Brief → Write the listing out again, all of it, word for word.

* * *

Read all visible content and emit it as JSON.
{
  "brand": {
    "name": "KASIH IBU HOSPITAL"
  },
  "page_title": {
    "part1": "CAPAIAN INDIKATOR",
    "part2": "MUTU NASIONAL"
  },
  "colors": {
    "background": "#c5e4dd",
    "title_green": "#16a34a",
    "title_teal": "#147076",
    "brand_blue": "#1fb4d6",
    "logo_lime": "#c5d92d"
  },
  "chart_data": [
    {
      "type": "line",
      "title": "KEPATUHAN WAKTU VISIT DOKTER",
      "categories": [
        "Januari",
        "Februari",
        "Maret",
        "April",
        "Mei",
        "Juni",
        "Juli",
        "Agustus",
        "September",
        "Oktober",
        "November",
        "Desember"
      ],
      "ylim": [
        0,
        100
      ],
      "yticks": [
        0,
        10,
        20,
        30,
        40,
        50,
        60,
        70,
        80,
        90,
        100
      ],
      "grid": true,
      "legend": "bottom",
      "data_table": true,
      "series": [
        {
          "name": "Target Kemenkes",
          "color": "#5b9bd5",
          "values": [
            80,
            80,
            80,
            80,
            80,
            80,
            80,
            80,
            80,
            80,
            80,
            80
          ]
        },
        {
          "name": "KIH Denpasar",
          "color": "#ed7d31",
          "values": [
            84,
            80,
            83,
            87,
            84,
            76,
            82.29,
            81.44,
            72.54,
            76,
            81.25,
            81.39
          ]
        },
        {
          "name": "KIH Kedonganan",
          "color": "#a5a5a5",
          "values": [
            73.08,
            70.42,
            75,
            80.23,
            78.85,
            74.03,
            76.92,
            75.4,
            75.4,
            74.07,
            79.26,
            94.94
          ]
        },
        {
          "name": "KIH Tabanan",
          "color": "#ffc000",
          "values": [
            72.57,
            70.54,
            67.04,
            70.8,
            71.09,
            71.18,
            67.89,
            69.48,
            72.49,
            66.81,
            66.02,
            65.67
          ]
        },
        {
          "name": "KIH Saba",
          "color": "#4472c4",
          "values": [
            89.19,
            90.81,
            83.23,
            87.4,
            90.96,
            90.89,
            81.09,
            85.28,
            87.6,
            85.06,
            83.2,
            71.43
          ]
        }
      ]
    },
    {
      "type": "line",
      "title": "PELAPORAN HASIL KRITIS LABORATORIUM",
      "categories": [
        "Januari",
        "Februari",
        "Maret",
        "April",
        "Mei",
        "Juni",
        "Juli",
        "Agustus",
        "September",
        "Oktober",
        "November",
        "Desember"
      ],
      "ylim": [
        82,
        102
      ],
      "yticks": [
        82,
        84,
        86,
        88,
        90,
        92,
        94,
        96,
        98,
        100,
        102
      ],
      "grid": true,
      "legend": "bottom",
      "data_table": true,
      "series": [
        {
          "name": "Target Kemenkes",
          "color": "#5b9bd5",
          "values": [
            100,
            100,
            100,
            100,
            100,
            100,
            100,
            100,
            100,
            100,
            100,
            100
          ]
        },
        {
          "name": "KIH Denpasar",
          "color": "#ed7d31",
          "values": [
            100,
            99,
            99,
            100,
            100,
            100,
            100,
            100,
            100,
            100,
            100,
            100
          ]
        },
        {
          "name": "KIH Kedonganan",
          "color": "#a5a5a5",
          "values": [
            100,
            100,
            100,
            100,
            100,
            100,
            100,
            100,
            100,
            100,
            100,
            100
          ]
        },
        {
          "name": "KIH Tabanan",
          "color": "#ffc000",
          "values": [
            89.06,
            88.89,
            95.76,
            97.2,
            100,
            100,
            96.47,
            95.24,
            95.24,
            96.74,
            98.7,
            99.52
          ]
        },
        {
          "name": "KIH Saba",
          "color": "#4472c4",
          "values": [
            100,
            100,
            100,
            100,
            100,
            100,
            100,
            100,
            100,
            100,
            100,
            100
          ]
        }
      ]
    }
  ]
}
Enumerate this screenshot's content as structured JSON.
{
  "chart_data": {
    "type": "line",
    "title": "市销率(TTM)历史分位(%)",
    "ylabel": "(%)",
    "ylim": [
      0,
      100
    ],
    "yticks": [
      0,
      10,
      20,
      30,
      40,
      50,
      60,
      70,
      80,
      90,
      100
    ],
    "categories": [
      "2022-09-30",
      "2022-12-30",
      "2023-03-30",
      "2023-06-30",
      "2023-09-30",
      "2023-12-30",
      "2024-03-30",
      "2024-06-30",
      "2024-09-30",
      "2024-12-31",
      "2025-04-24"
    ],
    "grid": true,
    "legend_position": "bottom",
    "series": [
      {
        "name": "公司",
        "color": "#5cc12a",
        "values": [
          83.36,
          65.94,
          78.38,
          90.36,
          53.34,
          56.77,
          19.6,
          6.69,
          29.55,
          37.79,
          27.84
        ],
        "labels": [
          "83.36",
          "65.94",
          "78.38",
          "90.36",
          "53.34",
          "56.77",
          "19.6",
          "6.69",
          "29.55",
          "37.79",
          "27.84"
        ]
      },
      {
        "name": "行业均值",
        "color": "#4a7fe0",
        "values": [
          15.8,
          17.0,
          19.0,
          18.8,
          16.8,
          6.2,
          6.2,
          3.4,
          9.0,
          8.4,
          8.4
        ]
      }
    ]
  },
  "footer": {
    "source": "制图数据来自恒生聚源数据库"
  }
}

* * *

Answer to this problem →
Read all visible content and emit it as JSON.
{
  "brand": {
    "name": "KASIH IBU HOSPITAL"
  },
  "page_title": {
    "part1": "CAPAIAN INDIKATOR",
    "part2": "MUTU NASIONAL"
  },
  "colors": {
    "background": "#c5e4dd",
    "title_green": "#16a34a",
    "title_teal": "#147076",
    "brand_blue": "#1fb4d6",
    "logo_lime": "#c5d92d"
  },
  "chart_data": [
    {
      "type": "line",
      "title": "KEPATUHAN WAKTU VISIT DOKTER",
      "categories": [
        "Januari",
        "Februari",
        "Maret",
        "April",
        "Mei",
        "Juni",
        "Juli",
        "Agustus",
        "September",
        "Oktober",
        "November",
        "Desember"
      ],
      "ylim": [
        0,
        100
      ],
      "yticks": [
        0,
        10,
        20,
        30,
        40,
        50,
        60,
        70,
        80,
        90,
        100
      ],
      "grid": true,
      "legend": "bottom",
      "data_table": true,
      "series": [
        {
          "name": "Target Kemenkes",
          "color": "#5b9bd5",
          "values": [
            80,
            80,
            80,
            80,
            80,
            80,
            80,
            80,
            80,
            80,
            80,
            80
          ]
        },
        {
          "name": "KIH Denpasar",
          "color": "#ed7d31",
          "values": [
            84,
            80,
            83,
            87,
            84,
            76,
            82.29,
            81.44,
            72.54,
            76,
            81.25,
            81.39
          ]
        },
        {
          "name": "KIH Kedonganan",
          "color": "#a5a5a5",
          "values": [
            73.08,
            70.42,
            75,
            80.23,
            78.85,
            74.03,
            76.92,
            75.4,
            75.4,
            74.07,
            79.26,
            94.94
          ]
        },
        {
          "name": "KIH Tabanan",
          "color": "#ffc000",
          "values": [
            72.57,
            70.54,
            67.04,
            70.8,
            71.09,
            71.18,
            67.89,
            69.48,
            72.49,
            66.81,
            66.02,
            65.67
          ]
        },
        {
          "name": "KIH Saba",
          "color": "#4472c4",
          "values": [
            89.19,
            90.81,
            83.23,
            87.4,
            90.96,
            90.89,
            81.09,
            85.28,
            87.6,
            85.06,
            83.2,
            71.43
          ]
        }
      ]
    },
    {
      "type": "line",
      "title": "PELAPORAN HASIL KRITIS LABORATORIUM",
      "categories": [
        "Januari",
        "Februari",
        "Maret",
        "April",
        "Mei",
        "Juni",
        "Juli",
        "Agustus",
        "September",
        "Oktober",
        "November",
        "Desember"
      ],
      "ylim": [
        82,
        102
      ],
      "yticks": [
        82,
        84,
        86,
        88,
        90,
        92,
        94,
        96,
        98,
        100,
        102
      ],
      "grid": true,
      "legend": "bottom",
      "data_table": true,
      "series": [
        {
          "name": "Target Kemenkes",
          "color": "#5b9bd5",
          "values": [
            100,
            100,
            100,
            100,
            100,
            100,
            100,
            100,
            100,
            100,
            100,
            100
          ]
        },
        {
          "name": "KIH Denpasar",
          "color": "#ed7d31",
          "values": [
            100,
            99,
            99,
            100,
            100,
            100,
            100,
            100,
            100,
            100,
            100,
            100
          ]
        },
        {
          "name": "KIH Kedonganan",
          "color": "#a5a5a5",
          "values": [
            100,
            100,
            100,
            100,
            100,
            100,
            100,
            100,
            100,
            100,
            100,
            100
          ]
        },
        {
          "name": "KIH Tabanan",
          "color": "#ffc000",
          "values": [
            89.06,
            88.89,
            95.76,
            97.2,
            100,
            100,
            96.47,
            95.24,
            95.24,
            96.74,
            98.7,
            99.52
          ]
        },
        {
          "name": "KIH Saba",
          "color": "#4472c4",
          "values": [
            100,
            100,
            100,
            100,
            100,
            100,
            100,
            100,
            100,
            100,
            100,
            100
          ]
        }
      ]
    }
  ]
}
Enumerate this screenshot's content as structured JSON.
{
  "chart_data": {
    "type": "line",
    "title": "市销率(TTM)历史分位(%)",
    "ylabel": "(%)",
    "ylim": [
      0,
      100
    ],
    "yticks": [
      0,
      10,
      20,
      30,
      40,
      50,
      60,
      70,
      80,
      90,
      100
    ],
    "categories": [
      "2022-09-30",
      "2022-12-30",
      "2023-03-30",
      "2023-06-30",
      "2023-09-30",
      "2023-12-30",
      "2024-03-30",
      "2024-06-30",
      "2024-09-30",
      "2024-12-31",
      "2025-04-24"
    ],
    "grid": true,
    "legend_position": "bottom",
    "series": [
      {
        "name": "公司",
        "color": "#5cc12a",
        "values": [
          83.36,
          65.94,
          78.38,
          90.36,
          53.34,
          56.77,
          19.6,
          6.69,
          29.55,
          37.79,
          27.84
        ],
        "labels": [
          "83.36",
          "65.94",
          "78.38",
          "90.36",
          "53.34",
          "56.77",
          "19.6",
          "6.69",
          "29.55",
          "37.79",
          "27.84"
        ]
      },
      {
        "name": "行业均值",
        "color": "#4a7fe0",
        "values": [
          15.8,
          17.0,
          19.0,
          18.8,
          16.8,
          6.2,
          6.2,
          3.4,
          9.0,
          8.4,
          8.4
        ]
      }
    ]
  },
  "footer": {
    "source": "制图数据来自恒生聚源数据库"
  }
}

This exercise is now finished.